(Records)
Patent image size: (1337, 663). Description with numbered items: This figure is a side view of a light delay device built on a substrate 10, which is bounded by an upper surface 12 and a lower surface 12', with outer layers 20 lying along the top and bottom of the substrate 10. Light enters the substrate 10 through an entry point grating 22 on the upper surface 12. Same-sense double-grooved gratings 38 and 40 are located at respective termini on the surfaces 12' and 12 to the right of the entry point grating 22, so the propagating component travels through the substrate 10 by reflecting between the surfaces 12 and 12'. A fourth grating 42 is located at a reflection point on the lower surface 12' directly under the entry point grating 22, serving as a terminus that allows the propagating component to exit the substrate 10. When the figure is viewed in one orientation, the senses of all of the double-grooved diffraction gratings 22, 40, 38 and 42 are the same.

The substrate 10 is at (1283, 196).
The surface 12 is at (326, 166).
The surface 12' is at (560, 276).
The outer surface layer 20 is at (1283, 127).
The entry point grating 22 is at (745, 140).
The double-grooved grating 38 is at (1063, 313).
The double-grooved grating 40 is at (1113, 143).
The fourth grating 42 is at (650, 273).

_Exercise details:_ Render the records as a Markdown table with the columns Row and Line. Give each nonblank line its own numbered row in order, and skip any blank lines.

_Task answer:_
| Row | Line |
|---|---|
| 1 | Patent image size: (1337, 663). Description with numbered items: This figure is a side view of a light delay device built on a substrate 10, which is bounded by an upper surface 12 and a lower surface 12', with outer layers 20 lying along the top and bottom of the substrate 10. Light enters the substrate 10 through an entry point grating 22 on the upper surface 12. Same-sense double-grooved gratings 38 and 40 are located at respective termini on the surfaces 12' and 12 to the right of the entry point grating 22, so the propagating component travels through the substrate 10 by reflecting between the surfaces 12 and 12'. A fourth grating 42 is located at a reflection point on the lower surface 12' directly under the entry point grating 22, serving as a terminus that allows the propagating component to exit the substrate 10. When the figure is viewed in one orientation, the senses of all of the double-grooved diffraction gratings 22, 40, 38 and 42 are the same. |
| 2 | The substrate 10 is at (1283, 196). |
| 3 | The surface 12 is at (326, 166). |
| 4 | The surface 12' is at (560, 276). |
| 5 | The outer surface layer 20 is at (1283, 127). |
| 6 | The entry point grating 22 is at (745, 140). |
| 7 | The double-grooved grating 38 is at (1063, 313). |
| 8 | The double-grooved grating 40 is at (1113, 143). |
| 9 | The fourth grating 42 is at (650, 273). |